▶ [Raw records]
+---+

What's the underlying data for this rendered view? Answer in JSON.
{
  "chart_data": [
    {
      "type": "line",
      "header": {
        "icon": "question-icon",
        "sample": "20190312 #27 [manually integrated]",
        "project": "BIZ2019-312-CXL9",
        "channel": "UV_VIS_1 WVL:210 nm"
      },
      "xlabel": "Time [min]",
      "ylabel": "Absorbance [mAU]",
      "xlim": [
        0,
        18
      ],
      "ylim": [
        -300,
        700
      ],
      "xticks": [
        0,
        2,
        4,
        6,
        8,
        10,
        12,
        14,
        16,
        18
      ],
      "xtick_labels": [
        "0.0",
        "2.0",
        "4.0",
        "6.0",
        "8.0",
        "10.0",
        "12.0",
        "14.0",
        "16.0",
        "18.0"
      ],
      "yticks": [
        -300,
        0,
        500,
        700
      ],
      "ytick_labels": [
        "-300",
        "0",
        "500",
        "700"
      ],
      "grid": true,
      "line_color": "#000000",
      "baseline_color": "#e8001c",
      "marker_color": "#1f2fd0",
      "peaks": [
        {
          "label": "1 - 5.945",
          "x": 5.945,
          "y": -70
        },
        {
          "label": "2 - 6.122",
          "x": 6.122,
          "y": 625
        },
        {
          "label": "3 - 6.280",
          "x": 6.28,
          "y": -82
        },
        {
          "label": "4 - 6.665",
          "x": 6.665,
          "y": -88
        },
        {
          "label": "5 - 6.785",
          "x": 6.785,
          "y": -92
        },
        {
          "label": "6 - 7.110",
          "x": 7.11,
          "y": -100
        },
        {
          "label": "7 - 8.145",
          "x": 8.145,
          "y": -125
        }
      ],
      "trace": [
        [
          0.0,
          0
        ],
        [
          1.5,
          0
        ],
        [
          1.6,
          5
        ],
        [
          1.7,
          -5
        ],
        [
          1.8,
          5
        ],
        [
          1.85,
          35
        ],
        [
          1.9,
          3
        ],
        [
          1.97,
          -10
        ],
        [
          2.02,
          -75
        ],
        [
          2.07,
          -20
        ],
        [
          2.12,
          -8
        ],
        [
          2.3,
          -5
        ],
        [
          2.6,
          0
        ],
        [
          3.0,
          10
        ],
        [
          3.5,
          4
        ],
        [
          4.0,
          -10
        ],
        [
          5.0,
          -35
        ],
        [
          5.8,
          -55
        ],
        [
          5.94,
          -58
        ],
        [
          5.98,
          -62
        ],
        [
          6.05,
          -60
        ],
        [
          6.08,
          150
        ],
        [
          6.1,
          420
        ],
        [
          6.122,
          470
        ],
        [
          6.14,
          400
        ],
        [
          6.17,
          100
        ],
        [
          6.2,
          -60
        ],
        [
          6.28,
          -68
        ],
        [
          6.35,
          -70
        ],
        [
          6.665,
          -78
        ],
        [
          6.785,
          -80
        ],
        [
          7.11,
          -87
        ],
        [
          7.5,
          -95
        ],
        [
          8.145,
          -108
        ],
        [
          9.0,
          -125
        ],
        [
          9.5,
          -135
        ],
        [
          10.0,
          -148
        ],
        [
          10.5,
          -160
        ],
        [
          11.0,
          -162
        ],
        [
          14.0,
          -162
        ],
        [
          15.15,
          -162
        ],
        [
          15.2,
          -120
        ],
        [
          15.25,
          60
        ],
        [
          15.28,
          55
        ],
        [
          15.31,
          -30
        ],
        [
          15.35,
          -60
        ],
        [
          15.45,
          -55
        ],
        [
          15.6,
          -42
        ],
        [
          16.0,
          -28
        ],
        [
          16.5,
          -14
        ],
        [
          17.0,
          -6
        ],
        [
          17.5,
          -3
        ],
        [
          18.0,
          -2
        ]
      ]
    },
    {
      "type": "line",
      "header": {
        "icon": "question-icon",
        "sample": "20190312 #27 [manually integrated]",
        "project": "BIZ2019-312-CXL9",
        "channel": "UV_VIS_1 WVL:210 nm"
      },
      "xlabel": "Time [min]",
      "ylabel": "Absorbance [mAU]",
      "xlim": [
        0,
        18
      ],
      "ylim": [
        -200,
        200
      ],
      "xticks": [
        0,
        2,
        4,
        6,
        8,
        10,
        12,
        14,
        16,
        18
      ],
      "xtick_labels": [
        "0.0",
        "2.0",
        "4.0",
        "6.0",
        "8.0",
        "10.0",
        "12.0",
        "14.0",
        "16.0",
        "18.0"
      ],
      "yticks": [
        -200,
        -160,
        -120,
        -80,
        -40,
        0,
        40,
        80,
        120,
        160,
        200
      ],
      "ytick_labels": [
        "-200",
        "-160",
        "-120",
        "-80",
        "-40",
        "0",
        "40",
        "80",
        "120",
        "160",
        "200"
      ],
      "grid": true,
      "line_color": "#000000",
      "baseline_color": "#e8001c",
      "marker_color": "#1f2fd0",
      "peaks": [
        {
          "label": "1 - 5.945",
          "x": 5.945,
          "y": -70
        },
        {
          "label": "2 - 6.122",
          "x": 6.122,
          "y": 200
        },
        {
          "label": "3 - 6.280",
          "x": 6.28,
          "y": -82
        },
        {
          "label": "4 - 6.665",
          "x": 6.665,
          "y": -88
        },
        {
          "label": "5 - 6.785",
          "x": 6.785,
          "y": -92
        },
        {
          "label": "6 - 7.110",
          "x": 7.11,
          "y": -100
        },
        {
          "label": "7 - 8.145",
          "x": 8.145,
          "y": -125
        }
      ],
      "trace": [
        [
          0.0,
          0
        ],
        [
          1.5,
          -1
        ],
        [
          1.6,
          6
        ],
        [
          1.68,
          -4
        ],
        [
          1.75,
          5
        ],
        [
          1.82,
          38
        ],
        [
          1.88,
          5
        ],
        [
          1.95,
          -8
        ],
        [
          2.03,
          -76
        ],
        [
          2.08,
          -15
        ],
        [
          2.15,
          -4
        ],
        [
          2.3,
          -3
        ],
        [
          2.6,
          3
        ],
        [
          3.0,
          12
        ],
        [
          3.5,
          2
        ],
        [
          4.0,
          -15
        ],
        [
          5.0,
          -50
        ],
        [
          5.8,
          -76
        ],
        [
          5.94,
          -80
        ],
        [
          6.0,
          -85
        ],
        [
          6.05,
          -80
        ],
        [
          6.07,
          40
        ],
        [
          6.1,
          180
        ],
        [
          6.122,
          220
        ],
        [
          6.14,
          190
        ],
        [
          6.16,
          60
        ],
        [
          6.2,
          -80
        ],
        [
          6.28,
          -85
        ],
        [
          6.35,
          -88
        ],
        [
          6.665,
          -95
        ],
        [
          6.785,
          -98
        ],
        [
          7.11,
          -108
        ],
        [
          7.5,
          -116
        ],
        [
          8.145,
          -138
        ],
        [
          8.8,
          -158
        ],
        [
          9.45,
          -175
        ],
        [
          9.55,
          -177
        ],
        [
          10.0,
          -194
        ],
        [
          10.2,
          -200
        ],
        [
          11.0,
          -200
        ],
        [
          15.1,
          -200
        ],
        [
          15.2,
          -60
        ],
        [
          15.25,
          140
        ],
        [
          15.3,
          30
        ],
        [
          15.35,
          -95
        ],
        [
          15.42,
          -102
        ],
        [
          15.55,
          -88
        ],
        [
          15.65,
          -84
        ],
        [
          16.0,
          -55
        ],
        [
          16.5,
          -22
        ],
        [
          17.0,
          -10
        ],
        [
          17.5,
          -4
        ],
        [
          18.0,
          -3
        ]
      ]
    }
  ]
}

+---+

▶ [Problem details]
Quote all of the entries exactly as they appear.

▶ [Solution to the exercise]
What's the underlying data for this rendered view? Answer in JSON.
{
  "chart_data": [
    {
      "type": "line",
      "header": {
        "icon": "question-icon",
        "sample": "20190312 #27 [manually integrated]",
        "project": "BIZ2019-312-CXL9",
        "channel": "UV_VIS_1 WVL:210 nm"
      },
      "xlabel": "Time [min]",
      "ylabel": "Absorbance [mAU]",
      "xlim": [
        0,
        18
      ],
      "ylim": [
        -300,
        700
      ],
      "xticks": [
        0,
        2,
        4,
        6,
        8,
        10,
        12,
        14,
        16,
        18
      ],
      "xtick_labels": [
        "0.0",
        "2.0",
        "4.0",
        "6.0",
        "8.0",
        "10.0",
        "12.0",
        "14.0",
        "16.0",
        "18.0"
      ],
      "yticks": [
        -300,
        0,
        500,
        700
      ],
      "ytick_labels": [
        "-300",
        "0",
        "500",
        "700"
      ],
      "grid": true,
      "line_color": "#000000",
      "baseline_color": "#e8001c",
      "marker_color": "#1f2fd0",
      "peaks": [
        {
          "label": "1 - 5.945",
          "x": 5.945,
          "y": -70
        },
        {
          "label": "2 - 6.122",
          "x": 6.122,
          "y": 625
        },
        {
          "label": "3 - 6.280",
          "x": 6.28,
          "y": -82
        },
        {
          "label": "4 - 6.665",
          "x": 6.665,
          "y": -88
        },
        {
          "label": "5 - 6.785",
          "x": 6.785,
          "y": -92
        },
        {
          "label": "6 - 7.110",
          "x": 7.11,
          "y": -100
        },
        {
          "label": "7 - 8.145",
          "x": 8.145,
          "y": -125
        }
      ],
      "trace": [
        [
          0.0,
          0
        ],
        [
          1.5,
          0
        ],
        [
          1.6,
          5
        ],
        [
          1.7,
          -5
        ],
        [
          1.8,
          5
        ],
        [
          1.85,
          35
        ],
        [
          1.9,
          3
        ],
        [
          1.97,
          -10
        ],
        [
          2.02,
          -75
        ],
        [
          2.07,
          -20
        ],
        [
          2.12,
          -8
        ],
        [
          2.3,
          -5
        ],
        [
          2.6,
          0
        ],
        [
          3.0,
          10
        ],
        [
          3.5,
          4
        ],
        [
          4.0,
          -10
        ],
        [
          5.0,
          -35
        ],
        [
          5.8,
          -55
        ],
        [
          5.94,
          -58
        ],
        [
          5.98,
          -62
        ],
        [
          6.05,
          -60
        ],
        [
          6.08,
          150
        ],
        [
          6.1,
          420
        ],
        [
          6.122,
          470
        ],
        [
          6.14,
          400
        ],
        [
          6.17,
          100
        ],
        [
          6.2,
          -60
        ],
        [
          6.28,
          -68
        ],
        [
          6.35,
          -70
        ],
        [
          6.665,
          -78
        ],
        [
          6.785,
          -80
        ],
        [
          7.11,
          -87
        ],
        [
          7.5,
          -95
        ],
        [
          8.145,
          -108
        ],
        [
          9.0,
          -125
        ],
        [
          9.5,
          -135
        ],
        [
          10.0,
          -148
        ],
        [
          10.5,
          -160
        ],
        [
          11.0,
          -162
        ],
        [
          14.0,
          -162
        ],
        [
          15.15,
          -162
        ],
        [
          15.2,
          -120
        ],
        [
          15.25,
          60
        ],
        [
          15.28,
          55
        ],
        [
          15.31,
          -30
        ],
        [
          15.35,
          -60
        ],
        [
          15.45,
          -55
        ],
        [
          15.6,
          -42
        ],
        [
          16.0,
          -28
        ],
        [
          16.5,
          -14
        ],
        [
          17.0,
          -6
        ],
        [
          17.5,
          -3
        ],
        [
          18.0,
          -2
        ]
      ]
    },
    {
      "type": "line",
      "header": {
        "icon": "question-icon",
        "sample": "20190312 #27 [manually integrated]",
        "project": "BIZ2019-312-CXL9",
        "channel": "UV_VIS_1 WVL:210 nm"
      },
      "xlabel": "Time [min]",
      "ylabel": "Absorbance [mAU]",
      "xlim": [
        0,
        18
      ],
      "ylim": [
        -200,
        200
      ],
      "xticks": [
        0,
        2,
        4,
        6,
        8,
        10,
        12,
        14,
        16,
        18
      ],
      "xtick_labels": [
        "0.0",
        "2.0",
        "4.0",
        "6.0",
        "8.0",
        "10.0",
        "12.0",
        "14.0",
        "16.0",
        "18.0"
      ],
      "yticks": [
        -200,
        -160,
        -120,
        -80,
        -40,
        0,
        40,
        80,
        120,
        160,
        200
      ],
      "ytick_labels": [
        "-200",
        "-160",
        "-120",
        "-80",
        "-40",
        "0",
        "40",
        "80",
        "120",
        "160",
        "200"
      ],
      "grid": true,
      "line_color": "#000000",
      "baseline_color": "#e8001c",
      "marker_color": "#1f2fd0",
      "peaks": [
        {
          "label": "1 - 5.945",
          "x": 5.945,
          "y": -70
        },
        {
          "label": "2 - 6.122",
          "x": 6.122,
          "y": 200
        },
        {
          "label": "3 - 6.280",
          "x": 6.28,
          "y": -82
        },
        {
          "label": "4 - 6.665",
          "x": 6.665,
          "y": -88
        },
        {
          "label": "5 - 6.785",
          "x": 6.785,
          "y": -92
        },
        {
          "label": "6 - 7.110",
          "x": 7.11,
          "y": -100
        },
        {
          "label": "7 - 8.145",
          "x": 8.145,
          "y": -125
        }
      ],
      "trace": [
        [
          0.0,
          0
        ],
        [
          1.5,
          -1
        ],
        [
          1.6,
          6
        ],
        [
          1.68,
          -4
        ],
        [
          1.75,
          5
        ],
        [
          1.82,
          38
        ],
        [
          1.88,
          5
        ],
        [
          1.95,
          -8
        ],
        [
          2.03,
          -76
        ],
        [
          2.08,
          -15
        ],
        [
          2.15,
          -4
        ],
        [
          2.3,
          -3
        ],
        [
          2.6,
          3
        ],
        [
          3.0,
          12
        ],
        [
          3.5,
          2
        ],
        [
          4.0,
          -15
        ],
        [
          5.0,
          -50
        ],
        [
          5.8,
          -76
        ],
        [
          5.94,
          -80
        ],
        [
          6.0,
          -85
        ],
        [
          6.05,
          -80
        ],
        [
          6.07,
          40
        ],
        [
          6.1,
          180
        ],
        [
          6.122,
          220
        ],
        [
          6.14,
          190
        ],
        [
          6.16,
          60
        ],
        [
          6.2,
          -80
        ],
        [
          6.28,
          -85
        ],
        [
          6.35,
          -88
        ],
        [
          6.665,
          -95
        ],
        [
          6.785,
          -98
        ],
        [
          7.11,
          -108
        ],
        [
          7.5,
          -116
        ],
        [
          8.145,
          -138
        ],
        [
          8.8,
          -158
        ],
        [
          9.45,
          -175
        ],
        [
          9.55,
          -177
        ],
        [
          10.0,
          -194
        ],
        [
          10.2,
          -200
        ],
        [
          11.0,
          -200
        ],
        [
          15.1,
          -200
        ],
        [
          15.2,
          -60
        ],
        [
          15.25,
          140
        ],
        [
          15.3,
          30
        ],
        [
          15.35,
          -95
        ],
        [
          15.42,
          -102
        ],
        [
          15.55,
          -88
        ],
        [
          15.65,
          -84
        ],
        [
          16.0,
          -55
        ],
        [
          16.5,
          -22
        ],
        [
          17.0,
          -10
        ],
        [
          17.5,
          -4
        ],
        [
          18.0,
          -3
        ]
      ]
    }
  ]
}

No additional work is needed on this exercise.